What is asked ▸ Repeat every record below exactly, leaving out the pictures.

....

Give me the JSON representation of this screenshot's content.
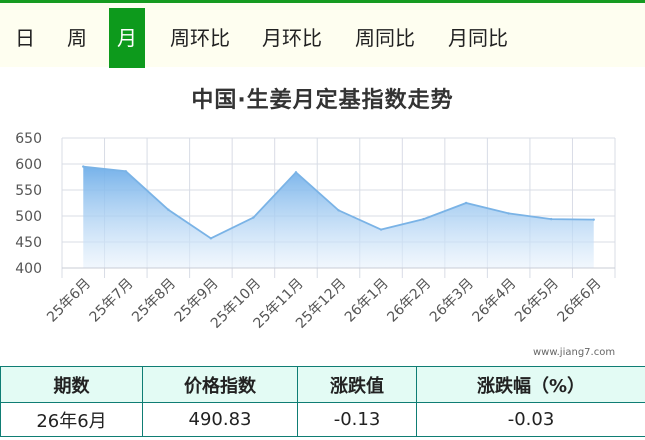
{
  "tabs": [
    {
      "label": "日",
      "active": false
    },
    {
      "label": "周",
      "active": false
    },
    {
      "label": "月",
      "active": true
    },
    {
      "label": "周环比",
      "active": false
    },
    {
      "label": "月环比",
      "active": false
    },
    {
      "label": "周同比",
      "active": false
    },
    {
      "label": "月同比",
      "active": false
    }
  ],
  "watermark": "www.jiang7.com",
  "table": {
    "headers": [
      "期数",
      "价格指数",
      "涨跌值",
      "涨跌幅（%）"
    ],
    "row": [
      "26年6月",
      "490.83",
      "-0.13",
      "-0.03"
    ]
  },
  "colors": {
    "tab_active": "#0d9a1c",
    "line": "#7ab3e6",
    "area_top": "#7fb6ec",
    "grid": "#d8dce6",
    "table_border": "#0f7d74"
  },
  "chart_data": {
    "type": "area",
    "title": "中国·生姜月定基指数走势",
    "categories": [
      "25年6月",
      "25年7月",
      "25年8月",
      "25年9月",
      "25年10月",
      "25年11月",
      "25年12月",
      "26年1月",
      "26年2月",
      "26年3月",
      "26年4月",
      "26年5月",
      "26年6月"
    ],
    "series": [
      {
        "values": [
          595,
          586,
          512,
          457,
          497,
          584,
          511,
          474,
          494,
          525,
          505,
          494,
          493
        ]
      }
    ],
    "ylim": [
      400,
      650
    ],
    "yticks": [
      400,
      450,
      500,
      550,
      600,
      650
    ],
    "xlabel": "",
    "ylabel": "",
    "grid": true,
    "legend": "none"
  }
}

....

Answer for the task ▸
Give me the JSON representation of this screenshot's content.
{
  "tabs": [
    {
      "label": "日",
      "active": false
    },
    {
      "label": "周",
      "active": false
    },
    {
      "label": "月",
      "active": true
    },
    {
      "label": "周环比",
      "active": false
    },
    {
      "label": "月环比",
      "active": false
    },
    {
      "label": "周同比",
      "active": false
    },
    {
      "label": "月同比",
      "active": false
    }
  ],
  "watermark": "www.jiang7.com",
  "table": {
    "headers": [
      "期数",
      "价格指数",
      "涨跌值",
      "涨跌幅（%）"
    ],
    "row": [
      "26年6月",
      "490.83",
      "-0.13",
      "-0.03"
    ]
  },
  "colors": {
    "tab_active": "#0d9a1c",
    "line": "#7ab3e6",
    "area_top": "#7fb6ec",
    "grid": "#d8dce6",
    "table_border": "#0f7d74"
  },
  "chart_data": {
    "type": "area",
    "title": "中国·生姜月定基指数走势",
    "categories": [
      "25年6月",
      "25年7月",
      "25年8月",
      "25年9月",
      "25年10月",
      "25年11月",
      "25年12月",
      "26年1月",
      "26年2月",
      "26年3月",
      "26年4月",
      "26年5月",
      "26年6月"
    ],
    "series": [
      {
        "values": [
          595,
          586,
          512,
          457,
          497,
          584,
          511,
          474,
          494,
          525,
          505,
          494,
          493
        ]
      }
    ],
    "ylim": [
      400,
      650
    ],
    "yticks": [
      400,
      450,
      500,
      550,
      600,
      650
    ],
    "xlabel": "",
    "ylabel": "",
    "grid": true,
    "legend": "none"
  }
}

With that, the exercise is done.